:: SHORT TASK ::
Output, please, every line from the line that holds "Convert this document image to plain text." to the end, exactly as written.

* begin *

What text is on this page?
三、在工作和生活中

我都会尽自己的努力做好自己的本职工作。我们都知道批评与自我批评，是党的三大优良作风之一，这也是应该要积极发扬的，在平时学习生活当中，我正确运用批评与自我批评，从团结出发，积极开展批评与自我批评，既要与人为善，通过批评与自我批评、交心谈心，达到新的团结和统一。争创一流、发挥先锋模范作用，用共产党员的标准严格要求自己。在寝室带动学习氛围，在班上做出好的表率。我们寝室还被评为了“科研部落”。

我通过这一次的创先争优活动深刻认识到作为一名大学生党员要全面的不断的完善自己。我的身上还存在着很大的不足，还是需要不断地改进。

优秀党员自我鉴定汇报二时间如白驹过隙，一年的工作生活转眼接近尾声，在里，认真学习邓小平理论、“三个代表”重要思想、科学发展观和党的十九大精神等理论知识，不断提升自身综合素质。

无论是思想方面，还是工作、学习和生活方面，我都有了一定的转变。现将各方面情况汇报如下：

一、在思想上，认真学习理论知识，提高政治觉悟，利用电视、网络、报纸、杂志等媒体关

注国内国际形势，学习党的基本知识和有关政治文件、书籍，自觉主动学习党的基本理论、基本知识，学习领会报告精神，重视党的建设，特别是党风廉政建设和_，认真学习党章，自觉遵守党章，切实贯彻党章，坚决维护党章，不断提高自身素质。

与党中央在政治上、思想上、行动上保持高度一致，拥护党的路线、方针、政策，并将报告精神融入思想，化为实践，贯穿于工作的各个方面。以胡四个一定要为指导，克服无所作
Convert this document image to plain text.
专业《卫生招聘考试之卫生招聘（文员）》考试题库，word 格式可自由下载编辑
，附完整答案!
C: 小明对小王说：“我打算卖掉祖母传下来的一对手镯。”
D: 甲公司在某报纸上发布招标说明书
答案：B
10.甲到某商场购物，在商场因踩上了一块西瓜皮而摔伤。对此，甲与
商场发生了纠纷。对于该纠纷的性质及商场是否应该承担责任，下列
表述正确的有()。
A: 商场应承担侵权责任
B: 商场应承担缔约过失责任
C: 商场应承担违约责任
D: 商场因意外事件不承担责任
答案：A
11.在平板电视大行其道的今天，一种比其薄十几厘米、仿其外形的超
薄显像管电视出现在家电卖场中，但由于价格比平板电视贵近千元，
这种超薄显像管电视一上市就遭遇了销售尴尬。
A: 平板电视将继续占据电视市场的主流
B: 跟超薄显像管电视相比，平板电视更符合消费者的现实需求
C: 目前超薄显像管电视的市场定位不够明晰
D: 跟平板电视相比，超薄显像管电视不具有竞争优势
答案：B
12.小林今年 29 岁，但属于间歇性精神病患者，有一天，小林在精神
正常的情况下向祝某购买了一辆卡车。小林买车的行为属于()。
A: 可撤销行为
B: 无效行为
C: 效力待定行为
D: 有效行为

* end *

:: SOLUTION FOR THIS EXERCISE ::
Convert this document image to plain text.
专业《卫生招聘考试之卫生招聘（文员）》考试题库，word 格式可自由下载编辑
，附完整答案!
C: 小明对小王说：“我打算卖掉祖母传下来的一对手镯。”
D: 甲公司在某报纸上发布招标说明书
答案：B
10.甲到某商场购物，在商场因踩上了一块西瓜皮而摔伤。对此，甲与
商场发生了纠纷。对于该纠纷的性质及商场是否应该承担责任，下列
表述正确的有()。
A: 商场应承担侵权责任
B: 商场应承担缔约过失责任
C: 商场应承担违约责任
D: 商场因意外事件不承担责任
答案：A
11.在平板电视大行其道的今天，一种比其薄十几厘米、仿其外形的超
薄显像管电视出现在家电卖场中，但由于价格比平板电视贵近千元，
这种超薄显像管电视一上市就遭遇了销售尴尬。
A: 平板电视将继续占据电视市场的主流
B: 跟超薄显像管电视相比，平板电视更符合消费者的现实需求
C: 目前超薄显像管电视的市场定位不够明晰
D: 跟平板电视相比，超薄显像管电视不具有竞争优势
答案：B
12.小林今年 29 岁，但属于间歇性精神病患者，有一天，小林在精神
正常的情况下向祝某购买了一辆卡车。小林买车的行为属于()。
A: 可撤销行为
B: 无效行为
C: 效力待定行为
D: 有效行为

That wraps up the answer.